* _Short problem_
Write the data below out exactly as it stands. Do not include the pictures.

* _Dataset_
+-------+
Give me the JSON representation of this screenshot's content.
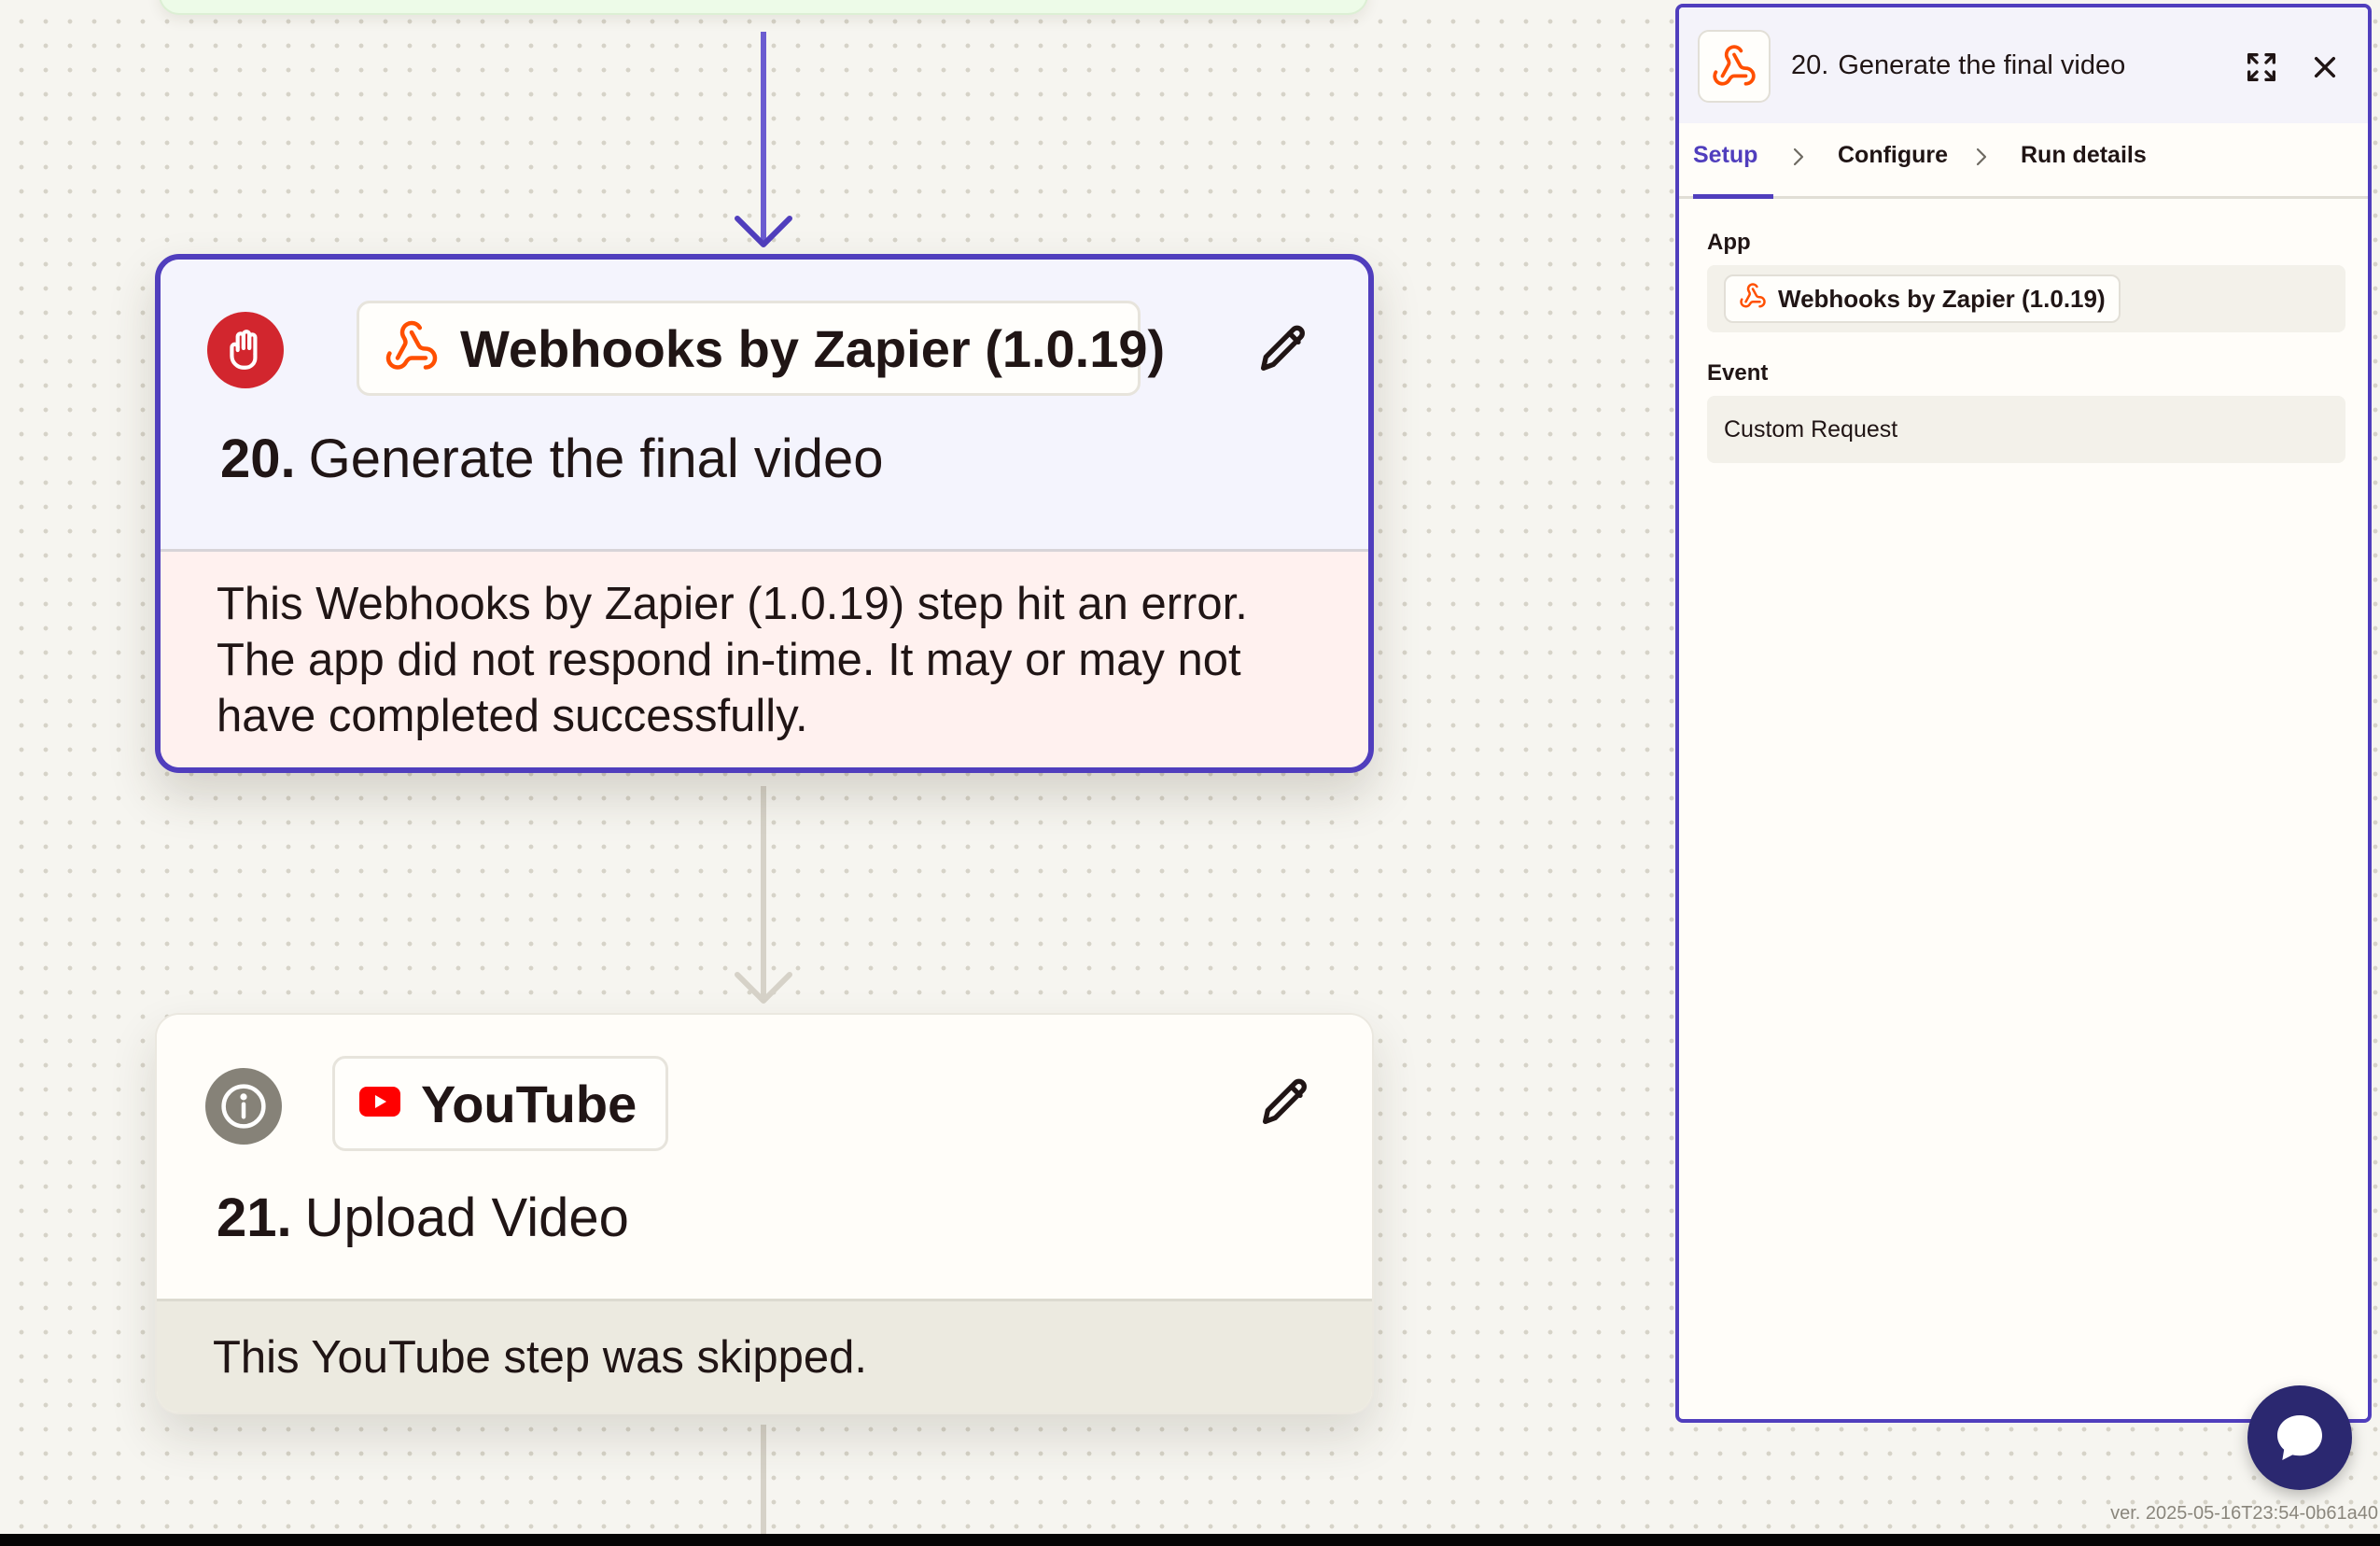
{
  "colors": {
    "accent": "#503ebd",
    "error": "#d2262e",
    "webhook_orange": "#ff4f00",
    "youtube_red": "#ff0000",
    "error_bg": "#fff1ef",
    "skipped_bg": "#eceae0"
  },
  "steps": [
    {
      "number": "20.",
      "title": "Generate the final video",
      "app": "Webhooks by Zapier (1.0.19)",
      "status_icon": "error-hand-icon",
      "app_icon": "webhook-icon",
      "message": "This Webhooks by Zapier (1.0.19) step hit an error. The app did not respond in-time. It may or may not have completed successfully."
    },
    {
      "number": "21.",
      "title": "Upload Video",
      "app": "YouTube",
      "status_icon": "info-icon",
      "app_icon": "youtube-icon",
      "message": "This YouTube step was skipped."
    }
  ],
  "panel": {
    "step_number": "20.",
    "title": "Generate the final video",
    "tabs": [
      {
        "label": "Setup",
        "active": true
      },
      {
        "label": "Configure",
        "active": false
      },
      {
        "label": "Run details",
        "active": false
      }
    ],
    "app_label": "App",
    "app_value": "Webhooks by Zapier (1.0.19)",
    "event_label": "Event",
    "event_value": "Custom Request"
  },
  "version": "ver. 2025-05-16T23:54-0b61a40"
}
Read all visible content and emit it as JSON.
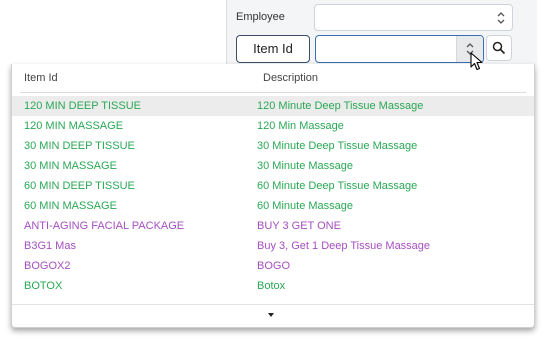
{
  "filters": {
    "employee_label": "Employee",
    "employee_value": "",
    "item_id_button_label": "Item Id",
    "item_id_value": ""
  },
  "dropdown": {
    "columns": {
      "item_id": "Item Id",
      "description": "Description"
    },
    "rows": [
      {
        "item_id": "120 MIN DEEP TISSUE",
        "description": "120 Minute Deep Tissue Massage",
        "color": "#2aa855",
        "highlighted": true
      },
      {
        "item_id": "120 MIN MASSAGE",
        "description": "120 Min Massage",
        "color": "#2aa855"
      },
      {
        "item_id": "30 MIN DEEP TISSUE",
        "description": "30 Minute Deep Tissue Massage",
        "color": "#2aa855"
      },
      {
        "item_id": "30 MIN MASSAGE",
        "description": "30 Minute Massage",
        "color": "#2aa855"
      },
      {
        "item_id": "60 MIN DEEP TISSUE",
        "description": "60 Minute Deep Tissue Massage",
        "color": "#2aa855"
      },
      {
        "item_id": "60 MIN MASSAGE",
        "description": "60 Minute Massage",
        "color": "#2aa855"
      },
      {
        "item_id": "ANTI-AGING FACIAL PACKAGE",
        "description": "BUY 3 GET ONE",
        "color": "#a64fc0"
      },
      {
        "item_id": "B3G1 Mas",
        "description": "Buy 3, Get 1 Deep Tissue Massage",
        "color": "#a64fc0"
      },
      {
        "item_id": "BOGOX2",
        "description": "BOGO",
        "color": "#a64fc0"
      },
      {
        "item_id": "BOTOX",
        "description": "Botox",
        "color": "#2aa855"
      }
    ],
    "footer_icon": "caret-down-icon"
  },
  "colors": {
    "active": "#2aa855",
    "package": "#a64fc0",
    "highlight_row": "#ececec"
  }
}
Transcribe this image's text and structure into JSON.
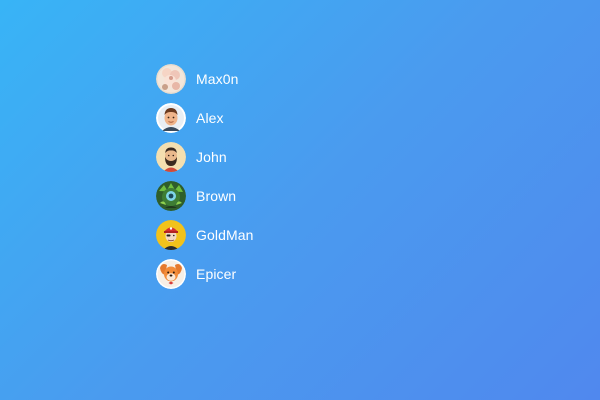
{
  "users": [
    {
      "name": "Max0n",
      "avatar_icon": "flower-photo-avatar-icon"
    },
    {
      "name": "Alex",
      "avatar_icon": "man-cartoon-avatar-icon"
    },
    {
      "name": "John",
      "avatar_icon": "bearded-man-avatar-icon"
    },
    {
      "name": "Brown",
      "avatar_icon": "green-monster-avatar-icon"
    },
    {
      "name": "GoldMan",
      "avatar_icon": "pirate-avatar-icon"
    },
    {
      "name": "Epicer",
      "avatar_icon": "dog-avatar-icon"
    }
  ],
  "colors": {
    "background_start": "#38b4f6",
    "background_end": "#5088ee",
    "text": "#ffffff"
  }
}
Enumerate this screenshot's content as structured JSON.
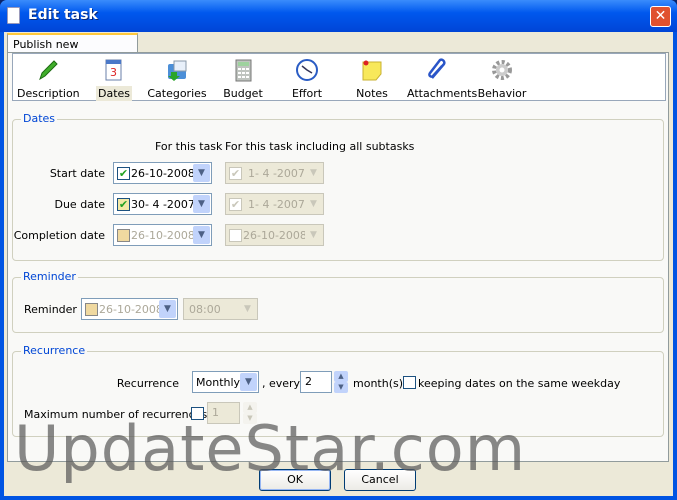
{
  "window": {
    "title": "Edit task",
    "close": "✕"
  },
  "tab": "Publish new screenshots",
  "toolbar": [
    {
      "label": "Description",
      "icon": "pencil-icon"
    },
    {
      "label": "Dates",
      "icon": "calendar-icon"
    },
    {
      "label": "Categories",
      "icon": "folder-icon"
    },
    {
      "label": "Budget",
      "icon": "calculator-icon"
    },
    {
      "label": "Effort",
      "icon": "clock-icon"
    },
    {
      "label": "Notes",
      "icon": "note-icon"
    },
    {
      "label": "Attachments",
      "icon": "paperclip-icon"
    },
    {
      "label": "Behavior",
      "icon": "gear-icon"
    }
  ],
  "dates": {
    "legend": "Dates",
    "col1": "For this task",
    "col2": "For this task including all subtasks",
    "rows": [
      {
        "label": "Start date",
        "own": "26-10-2008",
        "own_checked": true,
        "sub": "1- 4 -2007",
        "sub_checked": true
      },
      {
        "label": "Due date",
        "own": "30- 4 -2007",
        "own_checked": true,
        "sub": "1- 4 -2007",
        "sub_checked": true
      },
      {
        "label": "Completion date",
        "own": "26-10-2008",
        "own_checked": false,
        "sub": "26-10-2008",
        "sub_checked": false
      }
    ]
  },
  "reminder": {
    "legend": "Reminder",
    "label": "Reminder",
    "date": "26-10-2008",
    "time": "08:00"
  },
  "recurrence": {
    "legend": "Recurrence",
    "label": "Recurrence",
    "period": "Monthly",
    "every": ", every",
    "amount": "2",
    "unit": "month(s),",
    "weekday": "keeping dates on the same weekday",
    "max_label": "Maximum number of recurrences",
    "max_value": "1"
  },
  "buttons": {
    "ok": "OK",
    "cancel": "Cancel"
  },
  "watermark": "UpdateStar.com"
}
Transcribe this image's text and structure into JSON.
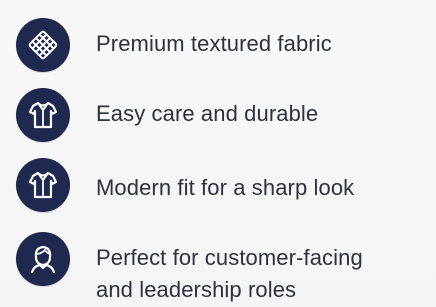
{
  "features": [
    {
      "icon": "fabric-texture-icon",
      "label": "Premium textured fabric"
    },
    {
      "icon": "shirt-icon",
      "label": "Easy care and durable"
    },
    {
      "icon": "shirt-icon",
      "label": "Modern fit for a sharp look"
    },
    {
      "icon": "person-icon",
      "label": "Perfect for customer-facing\nand leadership roles"
    }
  ],
  "colors": {
    "badge": "#1f2950",
    "text": "#2d3140",
    "background": "#f7f7f8"
  }
}
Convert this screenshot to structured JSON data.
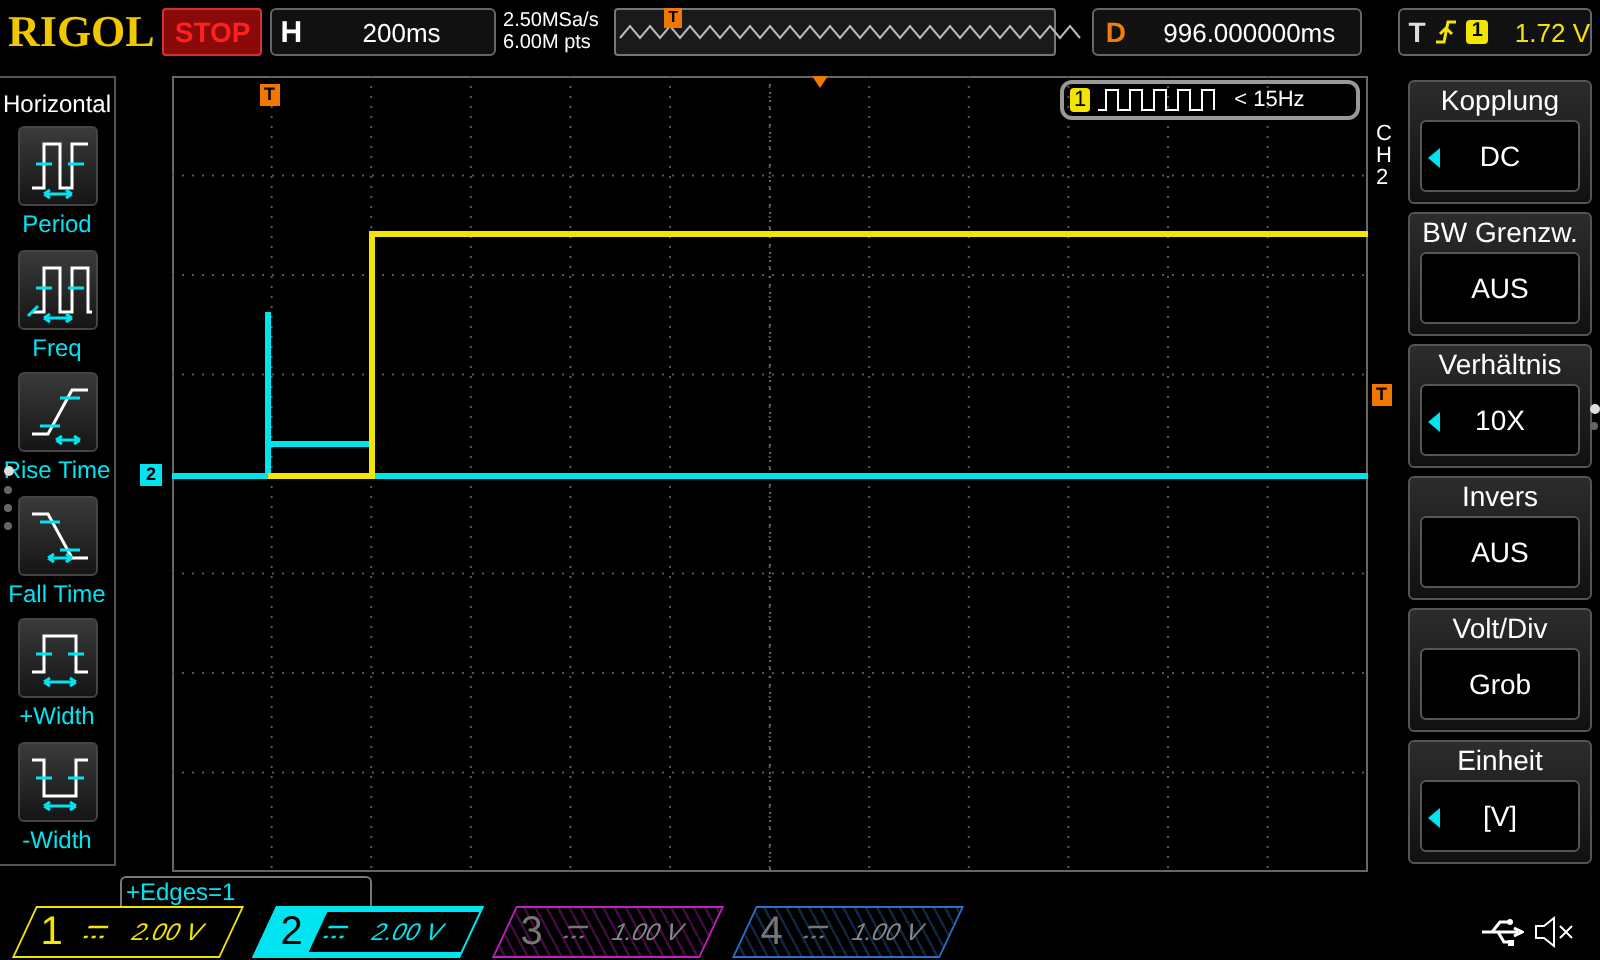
+-------+
* _Solution below_
Give me the JSON representation of this screenshot's content.
{
  "colors": {
    "accent": "#503ebd",
    "error": "#d2262e",
    "webhook_orange": "#ff4f00",
    "youtube_red": "#ff0000",
    "error_bg": "#fff1ef",
    "skipped_bg": "#eceae0"
  },
  "steps": [
    {
      "number": "20.",
      "title": "Generate the final video",
      "app": "Webhooks by Zapier (1.0.19)",
      "status_icon": "error-hand-icon",
      "app_icon": "webhook-icon",
      "message": "This Webhooks by Zapier (1.0.19) step hit an error. The app did not respond in-time. It may or may not have completed successfully."
    },
    {
      "number": "21.",
      "title": "Upload Video",
      "app": "YouTube",
      "status_icon": "info-icon",
      "app_icon": "youtube-icon",
      "message": "This YouTube step was skipped."
    }
  ],
  "panel": {
    "step_number": "20.",
    "title": "Generate the final video",
    "tabs": [
      {
        "label": "Setup",
        "active": true
      },
      {
        "label": "Configure",
        "active": false
      },
      {
        "label": "Run details",
        "active": false
      }
    ],
    "app_label": "App",
    "app_value": "Webhooks by Zapier (1.0.19)",
    "event_label": "Event",
    "event_value": "Custom Request"
  },
  "version": "ver. 2025-05-16T23:54-0b61a40"
}
Read all visible content and emit it as JSON.
{
  "filters": {
    "employee_label": "Employee",
    "employee_value": "",
    "item_id_button_label": "Item Id",
    "item_id_value": ""
  },
  "dropdown": {
    "columns": {
      "item_id": "Item Id",
      "description": "Description"
    },
    "rows": [
      {
        "item_id": "120 MIN DEEP TISSUE",
        "description": "120 Minute Deep Tissue Massage",
        "color": "#2aa855",
        "highlighted": true
      },
      {
        "item_id": "120 MIN MASSAGE",
        "description": "120 Min Massage",
        "color": "#2aa855"
      },
      {
        "item_id": "30 MIN DEEP TISSUE",
        "description": "30 Minute Deep Tissue Massage",
        "color": "#2aa855"
      },
      {
        "item_id": "30 MIN MASSAGE",
        "description": "30 Minute Massage",
        "color": "#2aa855"
      },
      {
        "item_id": "60 MIN DEEP TISSUE",
        "description": "60 Minute Deep Tissue Massage",
        "color": "#2aa855"
      },
      {
        "item_id": "60 MIN MASSAGE",
        "description": "60 Minute Massage",
        "color": "#2aa855"
      },
      {
        "item_id": "ANTI-AGING FACIAL PACKAGE",
        "description": "BUY 3 GET ONE",
        "color": "#a64fc0"
      },
      {
        "item_id": "B3G1 Mas",
        "description": "Buy 3, Get 1 Deep Tissue Massage",
        "color": "#a64fc0"
      },
      {
        "item_id": "BOGOX2",
        "description": "BOGO",
        "color": "#a64fc0"
      },
      {
        "item_id": "BOTOX",
        "description": "Botox",
        "color": "#2aa855"
      }
    ],
    "footer_icon": "caret-down-icon"
  },
  "colors": {
    "active": "#2aa855",
    "package": "#a64fc0",
    "highlight_row": "#ececec"
  }
}
Transcribe this image's text and structure into JSON.
{
  "users": [
    {
      "name": "Max0n",
      "avatar_icon": "flower-photo-avatar-icon"
    },
    {
      "name": "Alex",
      "avatar_icon": "man-cartoon-avatar-icon"
    },
    {
      "name": "John",
      "avatar_icon": "bearded-man-avatar-icon"
    },
    {
      "name": "Brown",
      "avatar_icon": "green-monster-avatar-icon"
    },
    {
      "name": "GoldMan",
      "avatar_icon": "pirate-avatar-icon"
    },
    {
      "name": "Epicer",
      "avatar_icon": "dog-avatar-icon"
    }
  ],
  "colors": {
    "background_start": "#38b4f6",
    "background_end": "#5088ee",
    "text": "#ffffff"
  }
}
Enumerate this screenshot's content as structured JSON.
{
  "window": {
    "title": "Edit task",
    "close": "✕"
  },
  "tab": "Publish new screenshots",
  "toolbar": [
    {
      "label": "Description",
      "icon": "pencil-icon"
    },
    {
      "label": "Dates",
      "icon": "calendar-icon"
    },
    {
      "label": "Categories",
      "icon": "folder-icon"
    },
    {
      "label": "Budget",
      "icon": "calculator-icon"
    },
    {
      "label": "Effort",
      "icon": "clock-icon"
    },
    {
      "label": "Notes",
      "icon": "note-icon"
    },
    {
      "label": "Attachments",
      "icon": "paperclip-icon"
    },
    {
      "label": "Behavior",
      "icon": "gear-icon"
    }
  ],
  "dates": {
    "legend": "Dates",
    "col1": "For this task",
    "col2": "For this task including all subtasks",
    "rows": [
      {
        "label": "Start date",
        "own": "26-10-2008",
        "own_checked": true,
        "sub": "1- 4 -2007",
        "sub_checked": true
      },
      {
        "label": "Due date",
        "own": "30- 4 -2007",
        "own_checked": true,
        "sub": "1- 4 -2007",
        "sub_checked": true
      },
      {
        "label": "Completion date",
        "own": "26-10-2008",
        "own_checked": false,
        "sub": "26-10-2008",
        "sub_checked": false
      }
    ]
  },
  "reminder": {
    "legend": "Reminder",
    "label": "Reminder",
    "date": "26-10-2008",
    "time": "08:00"
  },
  "recurrence": {
    "legend": "Recurrence",
    "label": "Recurrence",
    "period": "Monthly",
    "every": ", every",
    "amount": "2",
    "unit": "month(s),",
    "weekday": "keeping dates on the same weekday",
    "max_label": "Maximum number of recurrences",
    "max_value": "1"
  },
  "buttons": {
    "ok": "OK",
    "cancel": "Cancel"
  },
  "watermark": "UpdateStar.com"
}
Transcribe this image's text and structure into JSON.
{
  "features": [
    {
      "icon": "fabric-texture-icon",
      "label": "Premium textured fabric"
    },
    {
      "icon": "shirt-icon",
      "label": "Easy care and durable"
    },
    {
      "icon": "shirt-icon",
      "label": "Modern fit for a sharp look"
    },
    {
      "icon": "person-icon",
      "label": "Perfect for customer-facing\nand leadership roles"
    }
  ],
  "colors": {
    "badge": "#1f2950",
    "text": "#2d3140",
    "background": "#f7f7f8"
  }
}
Convert this screenshot to structured JSON data.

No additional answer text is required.